─── Record extracts ───
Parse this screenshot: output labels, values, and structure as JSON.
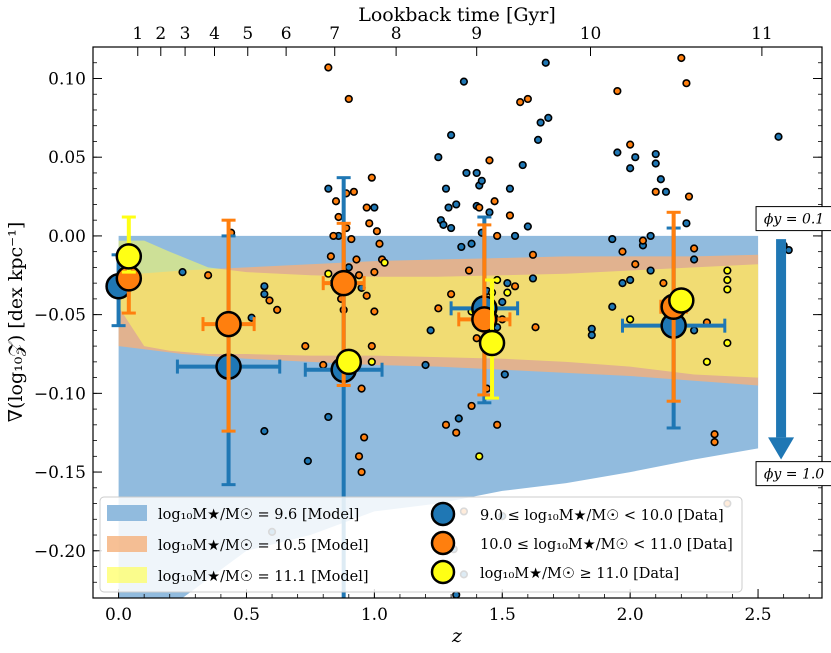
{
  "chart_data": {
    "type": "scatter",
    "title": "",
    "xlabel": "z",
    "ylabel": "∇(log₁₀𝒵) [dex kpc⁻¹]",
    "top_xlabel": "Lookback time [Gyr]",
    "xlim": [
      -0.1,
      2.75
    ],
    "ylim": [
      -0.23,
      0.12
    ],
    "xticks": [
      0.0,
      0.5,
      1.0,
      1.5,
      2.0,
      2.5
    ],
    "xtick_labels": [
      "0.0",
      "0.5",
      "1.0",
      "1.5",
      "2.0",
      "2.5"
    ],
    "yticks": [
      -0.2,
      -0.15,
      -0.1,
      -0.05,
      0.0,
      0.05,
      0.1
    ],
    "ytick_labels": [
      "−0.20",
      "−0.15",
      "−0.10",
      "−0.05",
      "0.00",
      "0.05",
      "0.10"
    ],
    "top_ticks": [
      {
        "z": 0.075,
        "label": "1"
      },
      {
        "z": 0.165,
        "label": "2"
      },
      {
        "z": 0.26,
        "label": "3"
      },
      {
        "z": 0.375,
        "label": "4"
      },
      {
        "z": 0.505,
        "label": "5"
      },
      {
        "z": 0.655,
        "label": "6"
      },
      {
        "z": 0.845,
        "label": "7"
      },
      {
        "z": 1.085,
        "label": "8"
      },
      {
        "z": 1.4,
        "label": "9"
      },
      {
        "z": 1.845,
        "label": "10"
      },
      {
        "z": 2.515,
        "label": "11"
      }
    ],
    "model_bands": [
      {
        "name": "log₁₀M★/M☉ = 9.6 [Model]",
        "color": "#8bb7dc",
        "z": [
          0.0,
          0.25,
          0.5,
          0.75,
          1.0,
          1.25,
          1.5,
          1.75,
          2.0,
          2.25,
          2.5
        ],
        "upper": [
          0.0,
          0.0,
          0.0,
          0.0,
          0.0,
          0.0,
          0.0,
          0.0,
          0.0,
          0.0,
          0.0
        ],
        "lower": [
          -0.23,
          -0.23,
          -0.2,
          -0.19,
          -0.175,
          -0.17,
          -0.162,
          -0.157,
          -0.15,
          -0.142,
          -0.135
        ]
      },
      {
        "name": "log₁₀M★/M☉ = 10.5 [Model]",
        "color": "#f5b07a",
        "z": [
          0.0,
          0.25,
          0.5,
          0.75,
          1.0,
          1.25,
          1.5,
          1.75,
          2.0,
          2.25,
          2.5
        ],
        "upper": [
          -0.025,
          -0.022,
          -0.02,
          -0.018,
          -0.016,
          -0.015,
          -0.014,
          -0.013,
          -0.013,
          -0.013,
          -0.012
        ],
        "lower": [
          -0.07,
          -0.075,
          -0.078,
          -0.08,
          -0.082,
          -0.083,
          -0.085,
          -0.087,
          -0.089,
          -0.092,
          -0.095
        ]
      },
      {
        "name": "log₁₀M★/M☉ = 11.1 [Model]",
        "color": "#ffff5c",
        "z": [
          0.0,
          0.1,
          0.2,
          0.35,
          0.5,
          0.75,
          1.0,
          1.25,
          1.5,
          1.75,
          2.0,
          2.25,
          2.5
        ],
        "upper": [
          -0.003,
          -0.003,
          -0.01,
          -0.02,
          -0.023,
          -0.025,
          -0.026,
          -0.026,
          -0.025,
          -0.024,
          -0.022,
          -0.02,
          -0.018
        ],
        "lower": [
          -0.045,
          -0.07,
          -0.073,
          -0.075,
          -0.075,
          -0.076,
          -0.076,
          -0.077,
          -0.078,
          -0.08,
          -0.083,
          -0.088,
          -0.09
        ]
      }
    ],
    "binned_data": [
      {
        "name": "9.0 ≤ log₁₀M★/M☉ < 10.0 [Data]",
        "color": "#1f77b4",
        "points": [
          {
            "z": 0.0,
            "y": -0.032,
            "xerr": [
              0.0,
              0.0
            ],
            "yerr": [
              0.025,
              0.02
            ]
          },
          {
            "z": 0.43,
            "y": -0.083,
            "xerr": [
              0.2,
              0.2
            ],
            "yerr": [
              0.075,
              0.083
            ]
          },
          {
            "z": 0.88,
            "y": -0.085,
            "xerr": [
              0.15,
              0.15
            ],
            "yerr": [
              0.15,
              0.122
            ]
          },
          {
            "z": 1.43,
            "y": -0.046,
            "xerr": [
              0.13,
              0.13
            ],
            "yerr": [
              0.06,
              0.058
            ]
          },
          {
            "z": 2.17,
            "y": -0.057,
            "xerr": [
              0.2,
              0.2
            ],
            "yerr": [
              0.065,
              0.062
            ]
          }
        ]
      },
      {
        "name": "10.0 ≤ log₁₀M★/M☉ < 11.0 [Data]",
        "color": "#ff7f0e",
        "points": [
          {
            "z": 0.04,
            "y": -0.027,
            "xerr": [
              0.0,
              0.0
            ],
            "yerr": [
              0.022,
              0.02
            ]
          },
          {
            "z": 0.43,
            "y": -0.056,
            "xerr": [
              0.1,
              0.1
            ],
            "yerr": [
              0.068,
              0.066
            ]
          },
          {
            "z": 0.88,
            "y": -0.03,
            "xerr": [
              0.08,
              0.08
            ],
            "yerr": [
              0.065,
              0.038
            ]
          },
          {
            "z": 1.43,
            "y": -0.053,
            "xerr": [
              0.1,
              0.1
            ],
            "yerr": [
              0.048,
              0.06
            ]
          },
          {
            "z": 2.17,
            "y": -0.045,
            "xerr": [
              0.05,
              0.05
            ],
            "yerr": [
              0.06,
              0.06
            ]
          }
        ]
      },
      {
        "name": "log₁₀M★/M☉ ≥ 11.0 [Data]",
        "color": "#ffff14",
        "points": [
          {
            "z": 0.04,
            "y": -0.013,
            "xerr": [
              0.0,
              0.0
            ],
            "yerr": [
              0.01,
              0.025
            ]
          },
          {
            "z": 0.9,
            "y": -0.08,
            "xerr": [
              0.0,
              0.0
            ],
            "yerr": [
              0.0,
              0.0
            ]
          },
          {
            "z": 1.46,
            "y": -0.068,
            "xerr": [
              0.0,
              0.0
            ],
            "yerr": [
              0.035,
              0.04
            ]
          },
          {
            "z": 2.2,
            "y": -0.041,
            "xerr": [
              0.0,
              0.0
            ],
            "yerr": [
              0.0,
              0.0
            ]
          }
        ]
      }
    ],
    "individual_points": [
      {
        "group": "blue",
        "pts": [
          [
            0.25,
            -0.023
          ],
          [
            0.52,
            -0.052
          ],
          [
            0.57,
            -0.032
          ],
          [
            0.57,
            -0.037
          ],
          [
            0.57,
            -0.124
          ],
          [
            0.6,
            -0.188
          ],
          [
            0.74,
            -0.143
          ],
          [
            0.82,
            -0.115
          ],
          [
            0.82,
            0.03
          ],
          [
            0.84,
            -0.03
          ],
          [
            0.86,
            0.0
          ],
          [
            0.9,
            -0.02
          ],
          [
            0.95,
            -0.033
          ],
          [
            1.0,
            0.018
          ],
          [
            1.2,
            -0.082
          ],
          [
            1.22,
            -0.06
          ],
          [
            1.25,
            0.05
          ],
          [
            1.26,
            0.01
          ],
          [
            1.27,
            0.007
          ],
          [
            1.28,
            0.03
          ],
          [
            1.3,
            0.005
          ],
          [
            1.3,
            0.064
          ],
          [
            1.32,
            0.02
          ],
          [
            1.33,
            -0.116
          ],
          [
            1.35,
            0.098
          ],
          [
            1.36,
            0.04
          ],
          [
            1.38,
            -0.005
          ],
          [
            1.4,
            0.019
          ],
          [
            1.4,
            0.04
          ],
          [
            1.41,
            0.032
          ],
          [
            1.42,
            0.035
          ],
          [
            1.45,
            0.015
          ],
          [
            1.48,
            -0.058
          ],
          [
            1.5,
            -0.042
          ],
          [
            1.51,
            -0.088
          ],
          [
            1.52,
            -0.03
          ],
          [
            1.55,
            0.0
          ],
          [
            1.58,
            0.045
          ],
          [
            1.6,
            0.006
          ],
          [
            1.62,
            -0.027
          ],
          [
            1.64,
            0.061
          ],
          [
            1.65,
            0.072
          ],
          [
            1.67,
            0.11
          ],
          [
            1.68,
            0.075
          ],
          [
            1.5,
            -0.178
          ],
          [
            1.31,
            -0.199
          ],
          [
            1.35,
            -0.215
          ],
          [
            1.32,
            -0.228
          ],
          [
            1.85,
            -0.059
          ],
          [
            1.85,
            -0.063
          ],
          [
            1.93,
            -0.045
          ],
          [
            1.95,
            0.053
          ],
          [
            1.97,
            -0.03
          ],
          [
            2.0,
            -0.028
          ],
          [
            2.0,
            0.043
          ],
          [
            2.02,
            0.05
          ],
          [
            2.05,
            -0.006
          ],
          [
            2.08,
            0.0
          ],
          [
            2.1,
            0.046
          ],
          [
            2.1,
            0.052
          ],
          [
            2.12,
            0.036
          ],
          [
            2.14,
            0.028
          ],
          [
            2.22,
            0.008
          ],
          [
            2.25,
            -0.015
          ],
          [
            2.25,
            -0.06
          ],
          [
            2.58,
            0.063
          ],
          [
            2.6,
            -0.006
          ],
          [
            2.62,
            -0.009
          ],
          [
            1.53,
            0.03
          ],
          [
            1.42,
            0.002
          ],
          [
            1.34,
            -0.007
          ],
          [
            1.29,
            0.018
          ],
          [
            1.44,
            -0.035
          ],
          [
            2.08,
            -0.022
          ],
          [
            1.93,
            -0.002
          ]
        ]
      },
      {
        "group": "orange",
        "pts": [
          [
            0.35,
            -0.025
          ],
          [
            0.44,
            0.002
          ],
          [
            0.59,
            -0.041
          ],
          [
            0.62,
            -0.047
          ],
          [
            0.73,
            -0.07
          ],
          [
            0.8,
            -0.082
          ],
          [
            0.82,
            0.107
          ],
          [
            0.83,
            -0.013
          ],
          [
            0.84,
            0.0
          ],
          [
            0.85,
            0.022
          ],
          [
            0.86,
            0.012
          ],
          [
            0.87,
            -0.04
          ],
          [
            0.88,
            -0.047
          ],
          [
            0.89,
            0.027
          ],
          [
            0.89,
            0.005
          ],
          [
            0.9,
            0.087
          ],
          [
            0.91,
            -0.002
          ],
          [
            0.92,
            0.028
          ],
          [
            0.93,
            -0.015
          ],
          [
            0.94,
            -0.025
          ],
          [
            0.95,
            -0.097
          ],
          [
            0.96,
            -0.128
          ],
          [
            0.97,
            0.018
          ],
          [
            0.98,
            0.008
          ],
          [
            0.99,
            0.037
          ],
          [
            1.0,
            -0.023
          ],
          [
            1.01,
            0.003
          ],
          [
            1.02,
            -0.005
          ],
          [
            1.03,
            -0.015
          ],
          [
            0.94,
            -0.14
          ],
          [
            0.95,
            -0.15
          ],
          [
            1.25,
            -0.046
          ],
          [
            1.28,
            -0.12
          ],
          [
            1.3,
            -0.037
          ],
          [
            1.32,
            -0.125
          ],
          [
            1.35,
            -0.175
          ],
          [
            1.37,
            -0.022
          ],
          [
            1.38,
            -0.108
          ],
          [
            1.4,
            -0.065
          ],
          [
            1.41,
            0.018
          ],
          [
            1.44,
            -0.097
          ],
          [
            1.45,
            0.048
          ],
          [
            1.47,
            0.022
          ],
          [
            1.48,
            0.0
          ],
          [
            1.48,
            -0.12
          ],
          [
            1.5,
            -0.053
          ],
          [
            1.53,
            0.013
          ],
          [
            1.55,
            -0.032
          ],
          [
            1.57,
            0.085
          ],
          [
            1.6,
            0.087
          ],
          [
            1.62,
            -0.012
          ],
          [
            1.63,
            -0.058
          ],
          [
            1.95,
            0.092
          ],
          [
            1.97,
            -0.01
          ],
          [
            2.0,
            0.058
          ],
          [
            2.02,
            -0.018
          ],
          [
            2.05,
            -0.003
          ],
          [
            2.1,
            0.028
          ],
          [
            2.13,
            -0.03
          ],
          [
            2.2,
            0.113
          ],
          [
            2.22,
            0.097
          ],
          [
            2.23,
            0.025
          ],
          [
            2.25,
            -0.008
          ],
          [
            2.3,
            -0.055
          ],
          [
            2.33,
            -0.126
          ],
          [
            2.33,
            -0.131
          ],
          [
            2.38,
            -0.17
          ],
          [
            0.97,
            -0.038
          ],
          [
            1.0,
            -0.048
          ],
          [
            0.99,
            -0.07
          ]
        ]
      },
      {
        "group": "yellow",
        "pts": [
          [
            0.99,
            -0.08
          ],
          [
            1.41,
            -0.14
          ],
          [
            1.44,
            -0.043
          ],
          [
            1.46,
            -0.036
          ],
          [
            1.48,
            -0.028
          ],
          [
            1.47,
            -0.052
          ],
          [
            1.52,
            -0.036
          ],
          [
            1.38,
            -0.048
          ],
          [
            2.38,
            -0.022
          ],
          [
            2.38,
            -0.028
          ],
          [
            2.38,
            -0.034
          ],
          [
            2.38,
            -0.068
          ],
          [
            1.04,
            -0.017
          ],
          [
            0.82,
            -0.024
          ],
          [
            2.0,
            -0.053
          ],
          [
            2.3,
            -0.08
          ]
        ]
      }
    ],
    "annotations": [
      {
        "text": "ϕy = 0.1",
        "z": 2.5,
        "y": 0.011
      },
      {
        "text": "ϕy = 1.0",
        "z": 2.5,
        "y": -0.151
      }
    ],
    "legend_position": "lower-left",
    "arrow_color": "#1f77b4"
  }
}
───
─── Record extracts ───
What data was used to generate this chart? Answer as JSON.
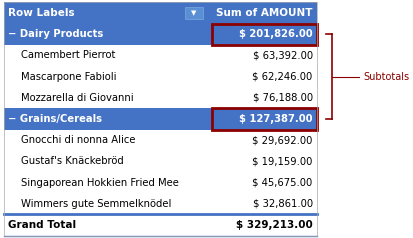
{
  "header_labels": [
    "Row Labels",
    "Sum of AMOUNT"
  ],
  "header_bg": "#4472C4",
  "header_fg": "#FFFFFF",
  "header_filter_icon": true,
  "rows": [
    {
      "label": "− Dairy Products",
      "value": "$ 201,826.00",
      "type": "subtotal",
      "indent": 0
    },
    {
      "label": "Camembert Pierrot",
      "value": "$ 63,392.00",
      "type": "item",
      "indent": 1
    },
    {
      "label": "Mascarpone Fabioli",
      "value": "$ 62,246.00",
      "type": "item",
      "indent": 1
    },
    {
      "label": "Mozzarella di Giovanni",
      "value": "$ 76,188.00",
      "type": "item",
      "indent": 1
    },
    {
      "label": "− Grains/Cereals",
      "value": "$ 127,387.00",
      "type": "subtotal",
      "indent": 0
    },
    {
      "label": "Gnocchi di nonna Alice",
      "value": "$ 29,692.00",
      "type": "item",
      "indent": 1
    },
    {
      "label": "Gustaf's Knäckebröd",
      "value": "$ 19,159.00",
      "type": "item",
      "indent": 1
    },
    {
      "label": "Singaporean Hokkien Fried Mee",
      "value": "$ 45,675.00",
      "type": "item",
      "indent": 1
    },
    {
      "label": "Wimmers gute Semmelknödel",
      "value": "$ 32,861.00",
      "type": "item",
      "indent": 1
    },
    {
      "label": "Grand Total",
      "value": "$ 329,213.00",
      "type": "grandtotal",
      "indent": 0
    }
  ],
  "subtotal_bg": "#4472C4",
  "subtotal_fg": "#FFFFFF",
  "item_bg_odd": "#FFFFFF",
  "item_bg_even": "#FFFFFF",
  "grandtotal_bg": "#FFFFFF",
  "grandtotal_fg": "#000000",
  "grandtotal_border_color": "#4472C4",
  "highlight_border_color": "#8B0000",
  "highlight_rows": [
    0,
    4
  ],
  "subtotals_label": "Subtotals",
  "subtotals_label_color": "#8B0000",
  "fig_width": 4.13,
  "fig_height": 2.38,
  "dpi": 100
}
───
## Problem requirements
List every line in the records above that contains the word "JSON".

## Task response
Parse this screenshot: output labels, values, and structure as JSON.
What data was used to generate this chart? Answer as JSON.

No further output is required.